READING PASSAGE:
Last update: 20-Dec-2013 2:48 pm
Friday, December 20, 2013
Trinidad & Tobago Guardian Online
You are here
Doing the maths for election of aldermen
In the wee hours of September 11, the Municipal Corporations (Amendment) Bill was passed after a marathon session in the Senate. Later the very same day, president Anthony Carmona assented to the bill to make it Act No 13 of 2013, whose long title is An Act to amend the Municipal Corporations Act Chap 25:04. The House of Representatives had passed the bill before that in the wee hours of September 7, after a marathon session as well.
As a result, there will be a new system for the election of aldermen. The tradition of electing councillors as they have always been elected for several decades during our independent history has not been altered. T&T has a history of free and fair elections under the first past-the-post system and the political culture of the country has been based on this electoral process.
At the same time, the manner in which aldermen have been elected in local government councils has been based on a process whereby the elected councillors would meet after their own election and choose aldermen who would be installed by majority vote among the councillors themselves. In cases where there was a tie among the elected councillors, the process for breaking the tie would have been reduced to the drawing of lots from a glass jar or urn of some sort.
In Trinidad (and not in Tobago), the principle of nomination traces its legacy back to the Crown Colony period of the nineteenth century, when the British Government made Trinidad its first Crown Colony in the region by not establishing any form of elected representation.
That process changed over time and elected representation was introduced in the parliamentary arena. As far as local government was concerned, the system that emerged in the post-independence era was one in which a mixture of elected and nominated members would sit side-by-side in a single chamber.
The new system
The introduction of a mixed system of election (first past-the-post for councillors and proportional representation for aldermen) into local government will allow the voters to continue to elect their councillors as they have always done. What will change is the method of election for aldermen as well as the announcement of their nomination. Previously, political parties were not required to declare their nominations for aldermen until after the local government elections.
As was seen last Monday, all political parties had to produce their lists of aldermen to the EBC on the nomination day for the councillors. That change has made nomination day an occasion of transparency for the electorate who are now in a position to see all of the potential nominees for aldermen alongside all of the candidates seeking to be councillors. The system of nomination for aldermen by the councillors has been abolished.

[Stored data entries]

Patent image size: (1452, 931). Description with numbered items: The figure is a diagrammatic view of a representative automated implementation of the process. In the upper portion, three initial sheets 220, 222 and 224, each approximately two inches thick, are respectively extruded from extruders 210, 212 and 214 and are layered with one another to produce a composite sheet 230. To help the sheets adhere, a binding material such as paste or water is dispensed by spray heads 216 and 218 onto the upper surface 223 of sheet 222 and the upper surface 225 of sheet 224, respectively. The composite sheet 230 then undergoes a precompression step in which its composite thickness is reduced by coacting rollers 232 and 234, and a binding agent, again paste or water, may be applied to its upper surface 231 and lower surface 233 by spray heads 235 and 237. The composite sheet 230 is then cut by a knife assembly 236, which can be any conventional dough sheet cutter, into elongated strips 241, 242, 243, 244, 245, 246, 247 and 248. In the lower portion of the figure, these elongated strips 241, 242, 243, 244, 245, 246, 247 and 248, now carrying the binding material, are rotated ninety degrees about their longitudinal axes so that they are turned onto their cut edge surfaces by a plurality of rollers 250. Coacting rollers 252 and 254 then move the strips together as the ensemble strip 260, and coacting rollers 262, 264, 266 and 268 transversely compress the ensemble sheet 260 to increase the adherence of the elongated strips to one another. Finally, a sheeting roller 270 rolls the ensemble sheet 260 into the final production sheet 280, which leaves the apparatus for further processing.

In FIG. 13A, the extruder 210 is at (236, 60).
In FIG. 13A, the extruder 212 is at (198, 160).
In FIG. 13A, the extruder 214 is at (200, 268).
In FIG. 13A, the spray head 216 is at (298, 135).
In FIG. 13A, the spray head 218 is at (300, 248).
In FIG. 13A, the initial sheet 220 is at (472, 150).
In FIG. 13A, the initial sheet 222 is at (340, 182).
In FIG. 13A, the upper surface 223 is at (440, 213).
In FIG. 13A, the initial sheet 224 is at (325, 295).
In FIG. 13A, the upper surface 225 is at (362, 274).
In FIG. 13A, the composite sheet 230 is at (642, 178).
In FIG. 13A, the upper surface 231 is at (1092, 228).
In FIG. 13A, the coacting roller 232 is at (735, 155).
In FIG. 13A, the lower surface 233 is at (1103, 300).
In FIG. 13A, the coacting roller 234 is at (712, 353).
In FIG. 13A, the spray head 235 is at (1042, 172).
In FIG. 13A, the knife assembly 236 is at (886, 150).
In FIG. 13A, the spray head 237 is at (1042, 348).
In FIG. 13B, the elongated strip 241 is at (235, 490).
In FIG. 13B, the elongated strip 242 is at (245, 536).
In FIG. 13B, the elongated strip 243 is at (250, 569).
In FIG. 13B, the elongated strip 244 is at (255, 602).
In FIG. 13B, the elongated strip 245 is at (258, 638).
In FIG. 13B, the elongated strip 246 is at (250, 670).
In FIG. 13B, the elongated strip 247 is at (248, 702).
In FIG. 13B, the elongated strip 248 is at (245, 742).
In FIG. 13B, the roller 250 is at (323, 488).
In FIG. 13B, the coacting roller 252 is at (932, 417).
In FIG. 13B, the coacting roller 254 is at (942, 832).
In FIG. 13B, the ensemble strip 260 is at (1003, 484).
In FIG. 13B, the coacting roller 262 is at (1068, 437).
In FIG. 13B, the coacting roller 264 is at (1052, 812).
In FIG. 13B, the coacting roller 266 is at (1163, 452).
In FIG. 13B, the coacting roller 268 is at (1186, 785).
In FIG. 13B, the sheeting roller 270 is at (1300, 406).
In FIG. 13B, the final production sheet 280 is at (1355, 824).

EXERCISE AIM: Can you carry on the article about the new system for electing aldermen, picking up right after its last sentence?

FINAL RESULT:
All aldermen will now be elected based on the will of the population and the directives of their parties after the Elections and Boundaries Commission calculates the entitlement of each party to a share of the aldermen in proportion to the votes cast by the electorate. After the election, the allocation of the seats of aldermen will be done by the EBC, and the political parties that are entitled to be allotted aldermen will choose such names as they see fit from their lists that were provided on nomination day.
The method of calculation will be based on the Hare method of proportional representation, which will use the total votes cast in each corporation for each party for their councillors to be tallied and then the allotment of aldermen to the various parties will be determined by the EBC.
Once the EBC has informed the various political parties of their allotments, those parties will then direct the EBC to extract the names of the people that the parties want to have appointed as aldermen. The EBC will then make the appointments of those people as aldermen.
How it works
An example of the system for calculating the election of aldermen can be gleaned from the votes that were cast in the Port-of-Spain City Corporation using 2010 electoral data and applying the new method as follows:
PoS City Corporation 2010 local government elections
Total valid votes cast = 12,202
Total PNM votes = 6,654 (contested 12 seats)
Total COP votes = 3,719 (contested eight seats)
Total UNC votes = 1,829 (contested four seats)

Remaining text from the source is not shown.